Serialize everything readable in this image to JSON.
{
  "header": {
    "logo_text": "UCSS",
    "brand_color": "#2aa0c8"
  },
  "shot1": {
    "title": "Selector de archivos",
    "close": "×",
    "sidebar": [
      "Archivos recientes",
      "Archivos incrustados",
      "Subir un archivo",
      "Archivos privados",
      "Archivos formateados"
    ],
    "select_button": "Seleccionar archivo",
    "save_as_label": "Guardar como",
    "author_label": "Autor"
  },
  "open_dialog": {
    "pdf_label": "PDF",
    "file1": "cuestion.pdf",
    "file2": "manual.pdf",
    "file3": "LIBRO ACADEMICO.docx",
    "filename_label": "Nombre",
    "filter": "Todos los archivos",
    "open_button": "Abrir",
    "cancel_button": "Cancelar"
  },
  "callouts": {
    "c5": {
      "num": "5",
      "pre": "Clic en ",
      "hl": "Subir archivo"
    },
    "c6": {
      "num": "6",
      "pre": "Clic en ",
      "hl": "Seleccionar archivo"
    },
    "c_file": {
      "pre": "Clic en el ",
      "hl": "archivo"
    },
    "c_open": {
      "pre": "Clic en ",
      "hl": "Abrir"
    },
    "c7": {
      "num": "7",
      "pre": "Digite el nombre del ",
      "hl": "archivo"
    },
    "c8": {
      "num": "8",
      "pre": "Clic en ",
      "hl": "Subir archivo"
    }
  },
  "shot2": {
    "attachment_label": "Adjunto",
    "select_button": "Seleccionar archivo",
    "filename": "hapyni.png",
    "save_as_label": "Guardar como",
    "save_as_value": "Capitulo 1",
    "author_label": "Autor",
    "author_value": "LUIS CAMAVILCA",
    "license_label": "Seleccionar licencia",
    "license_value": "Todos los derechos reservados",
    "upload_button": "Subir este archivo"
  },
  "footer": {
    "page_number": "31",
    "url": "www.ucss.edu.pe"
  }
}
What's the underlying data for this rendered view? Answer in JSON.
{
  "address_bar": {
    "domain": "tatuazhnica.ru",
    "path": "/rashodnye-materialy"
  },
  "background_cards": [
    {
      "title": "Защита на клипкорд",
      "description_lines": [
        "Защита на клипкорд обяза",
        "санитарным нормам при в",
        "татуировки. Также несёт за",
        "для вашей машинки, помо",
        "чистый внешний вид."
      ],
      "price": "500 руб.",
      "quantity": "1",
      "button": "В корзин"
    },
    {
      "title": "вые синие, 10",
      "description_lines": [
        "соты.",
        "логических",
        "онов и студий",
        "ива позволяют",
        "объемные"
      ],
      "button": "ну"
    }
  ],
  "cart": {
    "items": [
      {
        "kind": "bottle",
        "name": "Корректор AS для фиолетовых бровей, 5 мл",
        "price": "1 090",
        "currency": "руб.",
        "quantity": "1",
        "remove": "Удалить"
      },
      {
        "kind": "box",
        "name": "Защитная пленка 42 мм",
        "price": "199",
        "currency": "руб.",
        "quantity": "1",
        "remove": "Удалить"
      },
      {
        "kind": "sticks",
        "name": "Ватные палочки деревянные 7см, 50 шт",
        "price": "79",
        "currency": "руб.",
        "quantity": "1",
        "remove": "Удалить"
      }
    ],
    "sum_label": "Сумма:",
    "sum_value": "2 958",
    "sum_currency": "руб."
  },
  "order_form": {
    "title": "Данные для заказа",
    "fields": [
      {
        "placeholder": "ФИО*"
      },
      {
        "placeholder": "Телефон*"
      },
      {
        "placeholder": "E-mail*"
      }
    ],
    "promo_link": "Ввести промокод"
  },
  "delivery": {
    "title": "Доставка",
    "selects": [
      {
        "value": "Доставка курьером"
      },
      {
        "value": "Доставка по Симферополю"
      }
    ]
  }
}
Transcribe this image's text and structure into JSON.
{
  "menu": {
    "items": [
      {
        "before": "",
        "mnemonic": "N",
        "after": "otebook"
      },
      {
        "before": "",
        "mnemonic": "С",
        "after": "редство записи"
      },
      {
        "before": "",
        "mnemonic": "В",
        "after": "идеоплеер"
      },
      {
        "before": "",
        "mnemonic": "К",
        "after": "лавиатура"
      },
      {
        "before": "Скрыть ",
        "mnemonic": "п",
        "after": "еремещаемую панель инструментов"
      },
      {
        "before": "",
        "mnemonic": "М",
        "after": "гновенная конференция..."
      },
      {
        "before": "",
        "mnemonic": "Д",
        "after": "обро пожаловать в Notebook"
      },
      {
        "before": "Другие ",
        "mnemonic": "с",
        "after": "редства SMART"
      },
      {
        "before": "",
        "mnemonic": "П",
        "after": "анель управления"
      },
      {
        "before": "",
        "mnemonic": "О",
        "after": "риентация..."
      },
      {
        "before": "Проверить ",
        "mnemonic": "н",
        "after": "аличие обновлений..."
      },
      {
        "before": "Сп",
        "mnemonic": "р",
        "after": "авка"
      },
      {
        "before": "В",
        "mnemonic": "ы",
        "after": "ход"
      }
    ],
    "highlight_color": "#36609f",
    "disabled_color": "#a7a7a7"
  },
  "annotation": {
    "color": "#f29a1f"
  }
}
_ _ _ _ _ _ _
WHAT THIS TASK INVOLVES >> List the lines that contain the word "placeholder".

THE SOLUTION >>
        "placeholder": "ФИО*"
        "placeholder": "Телефон*"
        "placeholder": "E-mail*"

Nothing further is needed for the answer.